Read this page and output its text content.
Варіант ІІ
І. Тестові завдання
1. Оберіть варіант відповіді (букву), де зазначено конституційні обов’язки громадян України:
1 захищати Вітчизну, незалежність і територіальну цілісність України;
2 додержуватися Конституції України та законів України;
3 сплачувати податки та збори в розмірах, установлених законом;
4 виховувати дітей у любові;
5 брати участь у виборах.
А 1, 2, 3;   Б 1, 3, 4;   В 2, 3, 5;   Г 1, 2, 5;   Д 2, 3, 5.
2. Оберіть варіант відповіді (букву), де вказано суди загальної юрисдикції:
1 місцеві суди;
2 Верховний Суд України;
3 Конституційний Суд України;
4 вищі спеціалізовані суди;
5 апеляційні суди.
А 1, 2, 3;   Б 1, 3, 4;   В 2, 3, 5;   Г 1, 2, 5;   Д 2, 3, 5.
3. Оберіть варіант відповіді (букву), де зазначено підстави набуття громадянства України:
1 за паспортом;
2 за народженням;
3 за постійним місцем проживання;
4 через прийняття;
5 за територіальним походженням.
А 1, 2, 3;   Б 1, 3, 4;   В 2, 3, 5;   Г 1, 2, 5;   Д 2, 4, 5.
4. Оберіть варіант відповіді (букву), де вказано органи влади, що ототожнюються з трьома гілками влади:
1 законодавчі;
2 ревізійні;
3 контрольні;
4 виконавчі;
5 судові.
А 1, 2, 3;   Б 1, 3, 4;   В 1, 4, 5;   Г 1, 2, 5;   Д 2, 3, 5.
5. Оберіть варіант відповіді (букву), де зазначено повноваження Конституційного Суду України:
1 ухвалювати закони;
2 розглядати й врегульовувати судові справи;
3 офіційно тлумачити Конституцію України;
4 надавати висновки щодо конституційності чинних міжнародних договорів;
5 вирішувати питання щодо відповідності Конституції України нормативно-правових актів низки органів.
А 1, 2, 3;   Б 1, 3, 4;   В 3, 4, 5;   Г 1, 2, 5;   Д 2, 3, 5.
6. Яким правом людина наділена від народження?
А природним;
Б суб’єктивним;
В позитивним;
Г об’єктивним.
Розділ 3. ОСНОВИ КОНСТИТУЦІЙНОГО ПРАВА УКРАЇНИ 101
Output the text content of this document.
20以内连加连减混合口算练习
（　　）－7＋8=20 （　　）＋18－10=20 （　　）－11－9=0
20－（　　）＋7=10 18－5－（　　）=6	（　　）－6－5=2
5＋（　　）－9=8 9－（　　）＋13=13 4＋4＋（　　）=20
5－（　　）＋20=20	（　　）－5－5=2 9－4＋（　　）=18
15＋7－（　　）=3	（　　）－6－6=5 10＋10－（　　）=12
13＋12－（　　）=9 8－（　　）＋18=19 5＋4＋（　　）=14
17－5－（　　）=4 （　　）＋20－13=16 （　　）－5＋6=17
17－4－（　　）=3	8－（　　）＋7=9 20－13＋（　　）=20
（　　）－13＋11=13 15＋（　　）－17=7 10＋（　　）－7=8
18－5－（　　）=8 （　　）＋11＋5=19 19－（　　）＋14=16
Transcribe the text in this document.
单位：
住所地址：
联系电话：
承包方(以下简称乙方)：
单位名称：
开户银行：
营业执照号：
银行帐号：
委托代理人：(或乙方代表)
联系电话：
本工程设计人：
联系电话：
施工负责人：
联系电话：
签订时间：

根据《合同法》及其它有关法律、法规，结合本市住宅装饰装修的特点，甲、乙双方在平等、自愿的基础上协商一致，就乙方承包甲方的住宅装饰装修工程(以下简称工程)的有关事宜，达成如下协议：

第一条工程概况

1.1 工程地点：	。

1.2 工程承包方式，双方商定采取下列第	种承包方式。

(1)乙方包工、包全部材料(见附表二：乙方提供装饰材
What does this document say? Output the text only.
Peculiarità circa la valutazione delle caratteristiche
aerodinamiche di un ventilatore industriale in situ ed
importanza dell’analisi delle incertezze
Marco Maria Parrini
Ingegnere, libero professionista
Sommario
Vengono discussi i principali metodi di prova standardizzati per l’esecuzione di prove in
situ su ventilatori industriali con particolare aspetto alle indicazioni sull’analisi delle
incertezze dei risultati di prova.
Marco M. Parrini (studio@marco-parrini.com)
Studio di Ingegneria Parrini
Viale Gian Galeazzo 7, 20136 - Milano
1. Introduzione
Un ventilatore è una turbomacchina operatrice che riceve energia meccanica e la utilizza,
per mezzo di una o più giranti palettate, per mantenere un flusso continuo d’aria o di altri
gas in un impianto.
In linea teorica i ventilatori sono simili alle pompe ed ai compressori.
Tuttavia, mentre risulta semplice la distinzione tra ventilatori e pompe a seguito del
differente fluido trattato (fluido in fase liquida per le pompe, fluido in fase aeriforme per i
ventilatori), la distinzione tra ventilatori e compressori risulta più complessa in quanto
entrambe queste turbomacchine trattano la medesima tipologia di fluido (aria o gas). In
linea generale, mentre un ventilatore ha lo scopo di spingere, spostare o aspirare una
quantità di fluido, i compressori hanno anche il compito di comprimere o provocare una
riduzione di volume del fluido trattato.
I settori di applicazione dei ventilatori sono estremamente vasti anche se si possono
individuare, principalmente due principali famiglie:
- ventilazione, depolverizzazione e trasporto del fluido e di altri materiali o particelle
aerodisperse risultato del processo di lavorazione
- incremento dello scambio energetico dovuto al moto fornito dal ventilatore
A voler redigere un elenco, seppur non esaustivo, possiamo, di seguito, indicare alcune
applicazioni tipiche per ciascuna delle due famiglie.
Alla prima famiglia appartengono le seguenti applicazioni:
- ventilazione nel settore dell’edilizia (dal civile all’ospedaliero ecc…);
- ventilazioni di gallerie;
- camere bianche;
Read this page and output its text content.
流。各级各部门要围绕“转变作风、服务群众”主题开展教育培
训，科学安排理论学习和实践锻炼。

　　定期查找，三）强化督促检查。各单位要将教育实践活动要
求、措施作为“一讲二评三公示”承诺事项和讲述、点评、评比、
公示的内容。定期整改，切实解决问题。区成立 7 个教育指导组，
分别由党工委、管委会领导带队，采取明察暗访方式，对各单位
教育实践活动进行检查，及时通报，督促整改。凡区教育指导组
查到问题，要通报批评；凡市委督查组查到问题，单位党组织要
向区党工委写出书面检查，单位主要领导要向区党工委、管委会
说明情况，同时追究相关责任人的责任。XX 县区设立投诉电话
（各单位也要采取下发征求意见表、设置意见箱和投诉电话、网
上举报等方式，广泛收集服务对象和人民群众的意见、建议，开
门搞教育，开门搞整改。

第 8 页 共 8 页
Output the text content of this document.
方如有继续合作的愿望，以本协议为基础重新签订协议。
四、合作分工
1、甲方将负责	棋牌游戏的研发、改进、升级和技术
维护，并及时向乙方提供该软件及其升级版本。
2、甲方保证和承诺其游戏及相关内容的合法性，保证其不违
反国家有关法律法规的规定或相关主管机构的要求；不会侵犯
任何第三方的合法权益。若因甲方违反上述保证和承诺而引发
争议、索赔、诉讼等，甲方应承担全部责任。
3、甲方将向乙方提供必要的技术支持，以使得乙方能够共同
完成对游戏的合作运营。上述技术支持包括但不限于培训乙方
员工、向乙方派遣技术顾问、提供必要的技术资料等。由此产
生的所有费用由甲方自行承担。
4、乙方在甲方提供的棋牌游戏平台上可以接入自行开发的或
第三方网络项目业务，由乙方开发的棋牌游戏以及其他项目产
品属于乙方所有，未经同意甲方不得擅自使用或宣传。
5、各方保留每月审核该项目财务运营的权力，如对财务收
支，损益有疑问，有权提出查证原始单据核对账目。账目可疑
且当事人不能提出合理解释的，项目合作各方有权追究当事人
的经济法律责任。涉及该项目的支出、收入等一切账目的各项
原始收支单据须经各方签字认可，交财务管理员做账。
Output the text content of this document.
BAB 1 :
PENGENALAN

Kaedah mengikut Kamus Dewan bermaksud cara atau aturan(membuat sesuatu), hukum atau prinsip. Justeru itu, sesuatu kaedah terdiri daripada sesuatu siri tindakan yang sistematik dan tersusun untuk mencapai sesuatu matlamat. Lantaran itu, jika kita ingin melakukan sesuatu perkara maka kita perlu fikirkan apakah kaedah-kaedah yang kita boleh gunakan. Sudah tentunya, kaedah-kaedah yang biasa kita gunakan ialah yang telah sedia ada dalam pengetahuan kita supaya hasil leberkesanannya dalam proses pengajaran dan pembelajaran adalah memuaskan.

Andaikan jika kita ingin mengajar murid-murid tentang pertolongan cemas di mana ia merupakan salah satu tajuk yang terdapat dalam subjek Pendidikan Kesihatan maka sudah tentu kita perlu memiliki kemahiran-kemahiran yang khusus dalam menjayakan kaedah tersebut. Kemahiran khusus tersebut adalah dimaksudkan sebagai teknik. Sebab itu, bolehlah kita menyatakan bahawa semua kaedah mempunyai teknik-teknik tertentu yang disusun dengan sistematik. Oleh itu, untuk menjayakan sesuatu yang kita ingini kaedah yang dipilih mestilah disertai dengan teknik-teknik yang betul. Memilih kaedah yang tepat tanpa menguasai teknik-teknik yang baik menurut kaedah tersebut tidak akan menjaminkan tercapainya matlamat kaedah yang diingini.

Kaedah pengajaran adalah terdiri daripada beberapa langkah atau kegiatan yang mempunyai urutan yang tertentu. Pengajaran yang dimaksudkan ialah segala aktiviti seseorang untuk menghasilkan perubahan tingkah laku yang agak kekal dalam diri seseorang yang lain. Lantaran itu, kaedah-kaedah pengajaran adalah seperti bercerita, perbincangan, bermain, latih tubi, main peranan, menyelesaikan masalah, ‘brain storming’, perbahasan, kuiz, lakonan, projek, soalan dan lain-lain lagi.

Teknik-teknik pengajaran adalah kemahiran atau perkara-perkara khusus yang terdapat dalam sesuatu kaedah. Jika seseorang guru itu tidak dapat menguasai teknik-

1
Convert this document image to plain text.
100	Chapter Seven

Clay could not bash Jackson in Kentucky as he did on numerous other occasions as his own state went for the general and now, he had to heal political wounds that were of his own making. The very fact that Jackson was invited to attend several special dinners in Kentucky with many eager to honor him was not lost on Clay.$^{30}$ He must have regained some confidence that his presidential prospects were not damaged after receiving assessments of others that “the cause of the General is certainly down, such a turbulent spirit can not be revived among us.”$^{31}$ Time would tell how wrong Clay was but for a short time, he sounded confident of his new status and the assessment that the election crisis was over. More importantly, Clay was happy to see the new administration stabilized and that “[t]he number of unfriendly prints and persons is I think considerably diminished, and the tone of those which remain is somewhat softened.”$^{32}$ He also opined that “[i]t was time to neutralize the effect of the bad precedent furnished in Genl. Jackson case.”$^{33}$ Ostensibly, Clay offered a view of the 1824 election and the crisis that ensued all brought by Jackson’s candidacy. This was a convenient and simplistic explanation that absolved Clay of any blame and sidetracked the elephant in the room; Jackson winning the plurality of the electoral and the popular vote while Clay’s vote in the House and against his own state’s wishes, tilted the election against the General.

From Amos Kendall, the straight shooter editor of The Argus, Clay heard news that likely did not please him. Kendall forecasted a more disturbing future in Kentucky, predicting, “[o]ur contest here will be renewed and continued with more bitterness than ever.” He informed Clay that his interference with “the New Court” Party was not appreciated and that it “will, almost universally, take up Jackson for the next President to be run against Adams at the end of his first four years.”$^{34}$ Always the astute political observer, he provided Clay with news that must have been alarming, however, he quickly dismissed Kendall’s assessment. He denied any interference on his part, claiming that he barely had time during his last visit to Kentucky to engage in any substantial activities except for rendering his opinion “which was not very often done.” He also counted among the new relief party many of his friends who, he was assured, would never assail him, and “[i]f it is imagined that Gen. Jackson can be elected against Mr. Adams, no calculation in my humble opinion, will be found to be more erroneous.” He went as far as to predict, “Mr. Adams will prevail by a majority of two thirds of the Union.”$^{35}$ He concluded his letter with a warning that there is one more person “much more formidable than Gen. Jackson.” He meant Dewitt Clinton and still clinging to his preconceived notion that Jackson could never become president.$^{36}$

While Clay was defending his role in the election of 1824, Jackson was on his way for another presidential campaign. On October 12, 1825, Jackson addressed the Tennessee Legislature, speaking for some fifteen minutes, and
* * * * * * *
**PROBLEM TO WORK ON:** Give nothing but the count of lines in the listing above that hold the string "ventilatore".

**WRITTEN RESPONSE:** 4